(Items listed in a dataset)
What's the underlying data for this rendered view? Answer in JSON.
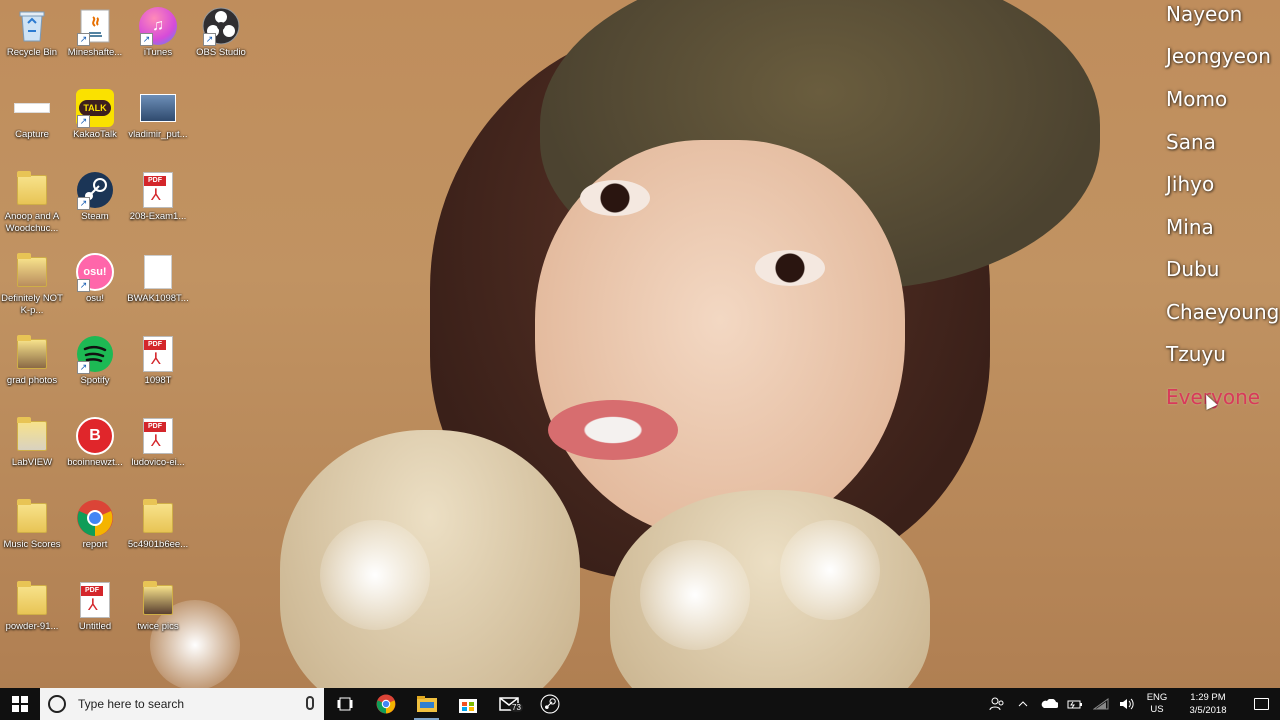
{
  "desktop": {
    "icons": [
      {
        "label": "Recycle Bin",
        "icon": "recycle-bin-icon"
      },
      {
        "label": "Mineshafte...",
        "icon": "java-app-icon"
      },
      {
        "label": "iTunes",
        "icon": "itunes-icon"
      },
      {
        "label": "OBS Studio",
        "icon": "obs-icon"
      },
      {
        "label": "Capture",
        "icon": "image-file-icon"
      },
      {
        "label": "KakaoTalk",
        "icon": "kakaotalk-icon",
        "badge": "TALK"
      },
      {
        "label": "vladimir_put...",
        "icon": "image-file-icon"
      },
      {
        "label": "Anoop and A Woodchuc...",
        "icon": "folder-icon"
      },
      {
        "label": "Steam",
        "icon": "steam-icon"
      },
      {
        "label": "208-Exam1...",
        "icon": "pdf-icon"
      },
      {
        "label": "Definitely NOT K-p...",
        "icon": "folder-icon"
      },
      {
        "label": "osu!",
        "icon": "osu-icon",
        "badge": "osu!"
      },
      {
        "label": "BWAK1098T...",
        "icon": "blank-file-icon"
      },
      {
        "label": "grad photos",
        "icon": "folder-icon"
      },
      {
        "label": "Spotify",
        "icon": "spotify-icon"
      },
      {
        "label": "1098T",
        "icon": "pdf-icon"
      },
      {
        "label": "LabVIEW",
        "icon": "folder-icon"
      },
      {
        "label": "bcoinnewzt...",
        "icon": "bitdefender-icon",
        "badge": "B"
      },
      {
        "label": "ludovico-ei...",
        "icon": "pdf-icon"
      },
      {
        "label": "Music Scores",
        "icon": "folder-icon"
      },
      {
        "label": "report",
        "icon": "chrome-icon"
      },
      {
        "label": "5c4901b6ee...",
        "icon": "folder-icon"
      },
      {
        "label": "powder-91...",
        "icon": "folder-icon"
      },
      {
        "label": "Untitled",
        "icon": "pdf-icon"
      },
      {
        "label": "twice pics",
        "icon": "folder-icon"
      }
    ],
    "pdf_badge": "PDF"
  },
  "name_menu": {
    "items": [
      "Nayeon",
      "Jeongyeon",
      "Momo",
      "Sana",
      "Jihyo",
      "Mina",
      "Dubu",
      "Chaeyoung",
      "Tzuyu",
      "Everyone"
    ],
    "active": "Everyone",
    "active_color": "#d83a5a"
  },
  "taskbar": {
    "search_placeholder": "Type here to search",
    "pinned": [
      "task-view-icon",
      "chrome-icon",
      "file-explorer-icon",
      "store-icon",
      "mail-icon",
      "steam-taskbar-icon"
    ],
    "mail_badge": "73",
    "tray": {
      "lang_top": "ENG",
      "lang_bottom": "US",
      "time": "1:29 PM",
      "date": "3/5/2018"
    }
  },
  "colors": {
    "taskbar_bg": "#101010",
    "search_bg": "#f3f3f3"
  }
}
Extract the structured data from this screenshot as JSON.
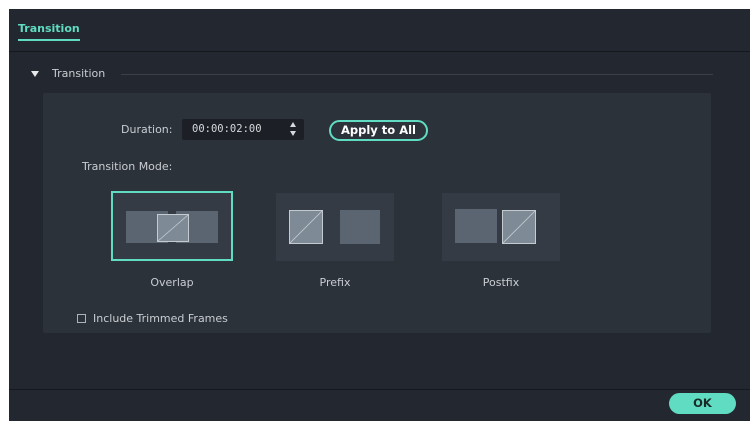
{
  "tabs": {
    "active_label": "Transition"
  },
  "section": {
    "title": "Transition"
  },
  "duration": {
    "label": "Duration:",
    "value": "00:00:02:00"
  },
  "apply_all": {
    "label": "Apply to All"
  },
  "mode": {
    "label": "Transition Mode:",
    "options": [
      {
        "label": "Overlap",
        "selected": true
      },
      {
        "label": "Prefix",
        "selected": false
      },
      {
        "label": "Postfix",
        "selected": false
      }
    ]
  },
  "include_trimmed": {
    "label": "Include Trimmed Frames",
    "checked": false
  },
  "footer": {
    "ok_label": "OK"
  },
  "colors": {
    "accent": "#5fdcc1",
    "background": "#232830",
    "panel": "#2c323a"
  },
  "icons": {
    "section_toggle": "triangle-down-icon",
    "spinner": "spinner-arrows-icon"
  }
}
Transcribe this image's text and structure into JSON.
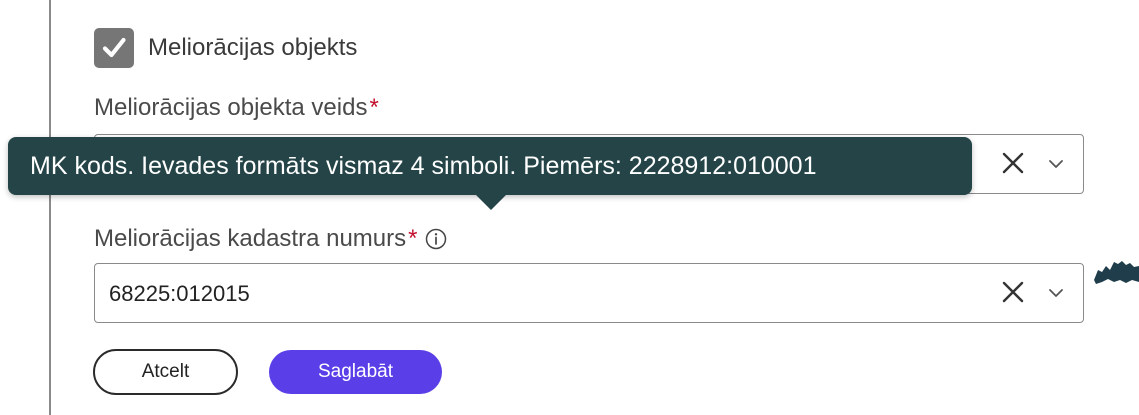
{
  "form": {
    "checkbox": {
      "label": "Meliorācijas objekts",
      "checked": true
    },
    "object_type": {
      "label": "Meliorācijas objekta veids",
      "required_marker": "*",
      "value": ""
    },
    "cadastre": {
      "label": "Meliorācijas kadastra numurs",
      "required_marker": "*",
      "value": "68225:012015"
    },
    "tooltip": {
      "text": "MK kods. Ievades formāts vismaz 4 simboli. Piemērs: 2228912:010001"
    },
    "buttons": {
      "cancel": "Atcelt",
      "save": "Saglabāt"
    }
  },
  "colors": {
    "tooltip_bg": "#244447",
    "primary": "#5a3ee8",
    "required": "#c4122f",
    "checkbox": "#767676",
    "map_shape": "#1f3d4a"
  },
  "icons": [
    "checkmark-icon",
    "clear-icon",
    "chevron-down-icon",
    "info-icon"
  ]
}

**Required work:**
Using the records above, copy exactly and only the lines from the line with "Transcribe this image's" through the end, both included; leave every picture out.

**Answer to this exercise:**
Transcribe this image's text and structure into JSON.
{
  "form": {
    "checkbox": {
      "label": "Meliorācijas objekts",
      "checked": true
    },
    "object_type": {
      "label": "Meliorācijas objekta veids",
      "required_marker": "*",
      "value": ""
    },
    "cadastre": {
      "label": "Meliorācijas kadastra numurs",
      "required_marker": "*",
      "value": "68225:012015"
    },
    "tooltip": {
      "text": "MK kods. Ievades formāts vismaz 4 simboli. Piemērs: 2228912:010001"
    },
    "buttons": {
      "cancel": "Atcelt",
      "save": "Saglabāt"
    }
  },
  "colors": {
    "tooltip_bg": "#244447",
    "primary": "#5a3ee8",
    "required": "#c4122f",
    "checkbox": "#767676",
    "map_shape": "#1f3d4a"
  },
  "icons": [
    "checkmark-icon",
    "clear-icon",
    "chevron-down-icon",
    "info-icon"
  ]
}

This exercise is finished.